──────── Provided data

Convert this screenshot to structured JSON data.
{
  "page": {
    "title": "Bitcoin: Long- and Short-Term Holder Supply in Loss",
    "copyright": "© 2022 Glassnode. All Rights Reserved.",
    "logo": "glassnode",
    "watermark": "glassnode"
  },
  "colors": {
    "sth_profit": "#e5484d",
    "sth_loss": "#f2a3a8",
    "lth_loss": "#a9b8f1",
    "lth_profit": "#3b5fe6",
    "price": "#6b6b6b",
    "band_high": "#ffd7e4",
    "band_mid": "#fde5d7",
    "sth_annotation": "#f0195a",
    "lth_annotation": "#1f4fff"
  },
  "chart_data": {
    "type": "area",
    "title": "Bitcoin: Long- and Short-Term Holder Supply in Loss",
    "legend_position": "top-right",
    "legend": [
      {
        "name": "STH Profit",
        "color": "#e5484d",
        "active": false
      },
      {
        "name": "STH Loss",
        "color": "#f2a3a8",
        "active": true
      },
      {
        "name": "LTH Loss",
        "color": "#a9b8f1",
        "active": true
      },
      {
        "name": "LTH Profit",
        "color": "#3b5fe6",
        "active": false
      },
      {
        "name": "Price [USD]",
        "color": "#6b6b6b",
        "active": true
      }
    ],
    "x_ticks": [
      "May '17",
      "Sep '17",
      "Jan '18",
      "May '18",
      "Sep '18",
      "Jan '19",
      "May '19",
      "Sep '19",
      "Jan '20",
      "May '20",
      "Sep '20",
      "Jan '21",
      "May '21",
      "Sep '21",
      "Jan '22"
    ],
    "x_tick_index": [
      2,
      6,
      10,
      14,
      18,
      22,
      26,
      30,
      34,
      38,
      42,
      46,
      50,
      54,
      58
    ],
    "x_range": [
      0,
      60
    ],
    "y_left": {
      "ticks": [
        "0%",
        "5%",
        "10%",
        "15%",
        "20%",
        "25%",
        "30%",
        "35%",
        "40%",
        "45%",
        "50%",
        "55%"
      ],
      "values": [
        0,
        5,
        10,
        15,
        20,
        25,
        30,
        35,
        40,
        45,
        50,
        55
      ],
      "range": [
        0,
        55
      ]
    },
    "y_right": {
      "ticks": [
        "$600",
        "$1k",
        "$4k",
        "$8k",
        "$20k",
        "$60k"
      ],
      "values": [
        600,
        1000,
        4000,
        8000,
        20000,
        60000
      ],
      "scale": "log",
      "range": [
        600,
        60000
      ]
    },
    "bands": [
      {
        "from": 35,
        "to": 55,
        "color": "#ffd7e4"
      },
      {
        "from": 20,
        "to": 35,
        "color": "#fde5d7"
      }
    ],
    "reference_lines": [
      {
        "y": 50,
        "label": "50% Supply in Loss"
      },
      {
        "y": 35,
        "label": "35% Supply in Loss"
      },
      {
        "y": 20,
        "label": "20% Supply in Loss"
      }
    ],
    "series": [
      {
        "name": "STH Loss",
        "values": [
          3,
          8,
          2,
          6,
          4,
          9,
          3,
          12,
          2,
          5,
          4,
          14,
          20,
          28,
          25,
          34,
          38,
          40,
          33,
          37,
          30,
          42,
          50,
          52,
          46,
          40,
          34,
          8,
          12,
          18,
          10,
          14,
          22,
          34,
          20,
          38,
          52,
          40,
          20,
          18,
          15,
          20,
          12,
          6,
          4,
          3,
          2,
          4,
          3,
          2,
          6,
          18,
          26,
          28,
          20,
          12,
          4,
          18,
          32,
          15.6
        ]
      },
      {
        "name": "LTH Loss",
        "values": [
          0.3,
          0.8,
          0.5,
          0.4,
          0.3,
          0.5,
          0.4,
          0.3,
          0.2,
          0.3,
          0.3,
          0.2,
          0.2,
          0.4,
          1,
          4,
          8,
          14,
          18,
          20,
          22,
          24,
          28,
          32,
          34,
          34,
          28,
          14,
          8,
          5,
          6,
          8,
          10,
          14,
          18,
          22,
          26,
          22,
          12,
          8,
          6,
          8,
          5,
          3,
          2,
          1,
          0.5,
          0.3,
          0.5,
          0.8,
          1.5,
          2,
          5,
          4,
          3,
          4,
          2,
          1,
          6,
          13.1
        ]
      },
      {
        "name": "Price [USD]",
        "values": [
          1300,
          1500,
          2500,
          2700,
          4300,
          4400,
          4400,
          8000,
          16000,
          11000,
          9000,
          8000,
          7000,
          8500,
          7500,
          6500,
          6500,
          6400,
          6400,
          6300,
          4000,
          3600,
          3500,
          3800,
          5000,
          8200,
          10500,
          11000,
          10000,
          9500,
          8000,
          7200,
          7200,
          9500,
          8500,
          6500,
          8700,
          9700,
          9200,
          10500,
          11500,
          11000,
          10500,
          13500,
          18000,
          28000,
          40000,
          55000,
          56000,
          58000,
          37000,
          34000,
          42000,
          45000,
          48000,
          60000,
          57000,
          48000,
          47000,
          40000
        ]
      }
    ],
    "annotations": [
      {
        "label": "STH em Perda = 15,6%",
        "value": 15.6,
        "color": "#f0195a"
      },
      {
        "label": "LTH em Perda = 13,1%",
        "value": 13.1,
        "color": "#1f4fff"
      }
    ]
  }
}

────────────────

▶ _Exercise goal_: Restate each entry exactly, skipping none.

▶ _Reply to the exercise_:
Convert this screenshot to structured JSON data.
{
  "page": {
    "title": "Bitcoin: Long- and Short-Term Holder Supply in Loss",
    "copyright": "© 2022 Glassnode. All Rights Reserved.",
    "logo": "glassnode",
    "watermark": "glassnode"
  },
  "colors": {
    "sth_profit": "#e5484d",
    "sth_loss": "#f2a3a8",
    "lth_loss": "#a9b8f1",
    "lth_profit": "#3b5fe6",
    "price": "#6b6b6b",
    "band_high": "#ffd7e4",
    "band_mid": "#fde5d7",
    "sth_annotation": "#f0195a",
    "lth_annotation": "#1f4fff"
  },
  "chart_data": {
    "type": "area",
    "title": "Bitcoin: Long- and Short-Term Holder Supply in Loss",
    "legend_position": "top-right",
    "legend": [
      {
        "name": "STH Profit",
        "color": "#e5484d",
        "active": false
      },
      {
        "name": "STH Loss",
        "color": "#f2a3a8",
        "active": true
      },
      {
        "name": "LTH Loss",
        "color": "#a9b8f1",
        "active": true
      },
      {
        "name": "LTH Profit",
        "color": "#3b5fe6",
        "active": false
      },
      {
        "name": "Price [USD]",
        "color": "#6b6b6b",
        "active": true
      }
    ],
    "x_ticks": [
      "May '17",
      "Sep '17",
      "Jan '18",
      "May '18",
      "Sep '18",
      "Jan '19",
      "May '19",
      "Sep '19",
      "Jan '20",
      "May '20",
      "Sep '20",
      "Jan '21",
      "May '21",
      "Sep '21",
      "Jan '22"
    ],
    "x_tick_index": [
      2,
      6,
      10,
      14,
      18,
      22,
      26,
      30,
      34,
      38,
      42,
      46,
      50,
      54,
      58
    ],
    "x_range": [
      0,
      60
    ],
    "y_left": {
      "ticks": [
        "0%",
        "5%",
        "10%",
        "15%",
        "20%",
        "25%",
        "30%",
        "35%",
        "40%",
        "45%",
        "50%",
        "55%"
      ],
      "values": [
        0,
        5,
        10,
        15,
        20,
        25,
        30,
        35,
        40,
        45,
        50,
        55
      ],
      "range": [
        0,
        55
      ]
    },
    "y_right": {
      "ticks": [
        "$600",
        "$1k",
        "$4k",
        "$8k",
        "$20k",
        "$60k"
      ],
      "values": [
        600,
        1000,
        4000,
        8000,
        20000,
        60000
      ],
      "scale": "log",
      "range": [
        600,
        60000
      ]
    },
    "bands": [
      {
        "from": 35,
        "to": 55,
        "color": "#ffd7e4"
      },
      {
        "from": 20,
        "to": 35,
        "color": "#fde5d7"
      }
    ],
    "reference_lines": [
      {
        "y": 50,
        "label": "50% Supply in Loss"
      },
      {
        "y": 35,
        "label": "35% Supply in Loss"
      },
      {
        "y": 20,
        "label": "20% Supply in Loss"
      }
    ],
    "series": [
      {
        "name": "STH Loss",
        "values": [
          3,
          8,
          2,
          6,
          4,
          9,
          3,
          12,
          2,
          5,
          4,
          14,
          20,
          28,
          25,
          34,
          38,
          40,
          33,
          37,
          30,
          42,
          50,
          52,
          46,
          40,
          34,
          8,
          12,
          18,
          10,
          14,
          22,
          34,
          20,
          38,
          52,
          40,
          20,
          18,
          15,
          20,
          12,
          6,
          4,
          3,
          2,
          4,
          3,
          2,
          6,
          18,
          26,
          28,
          20,
          12,
          4,
          18,
          32,
          15.6
        ]
      },
      {
        "name": "LTH Loss",
        "values": [
          0.3,
          0.8,
          0.5,
          0.4,
          0.3,
          0.5,
          0.4,
          0.3,
          0.2,
          0.3,
          0.3,
          0.2,
          0.2,
          0.4,
          1,
          4,
          8,
          14,
          18,
          20,
          22,
          24,
          28,
          32,
          34,
          34,
          28,
          14,
          8,
          5,
          6,
          8,
          10,
          14,
          18,
          22,
          26,
          22,
          12,
          8,
          6,
          8,
          5,
          3,
          2,
          1,
          0.5,
          0.3,
          0.5,
          0.8,
          1.5,
          2,
          5,
          4,
          3,
          4,
          2,
          1,
          6,
          13.1
        ]
      },
      {
        "name": "Price [USD]",
        "values": [
          1300,
          1500,
          2500,
          2700,
          4300,
          4400,
          4400,
          8000,
          16000,
          11000,
          9000,
          8000,
          7000,
          8500,
          7500,
          6500,
          6500,
          6400,
          6400,
          6300,
          4000,
          3600,
          3500,
          3800,
          5000,
          8200,
          10500,
          11000,
          10000,
          9500,
          8000,
          7200,
          7200,
          9500,
          8500,
          6500,
          8700,
          9700,
          9200,
          10500,
          11500,
          11000,
          10500,
          13500,
          18000,
          28000,
          40000,
          55000,
          56000,
          58000,
          37000,
          34000,
          42000,
          45000,
          48000,
          60000,
          57000,
          48000,
          47000,
          40000
        ]
      }
    ],
    "annotations": [
      {
        "label": "STH em Perda = 15,6%",
        "value": 15.6,
        "color": "#f0195a"
      },
      {
        "label": "LTH em Perda = 13,1%",
        "value": 13.1,
        "color": "#1f4fff"
      }
    ]
  }
}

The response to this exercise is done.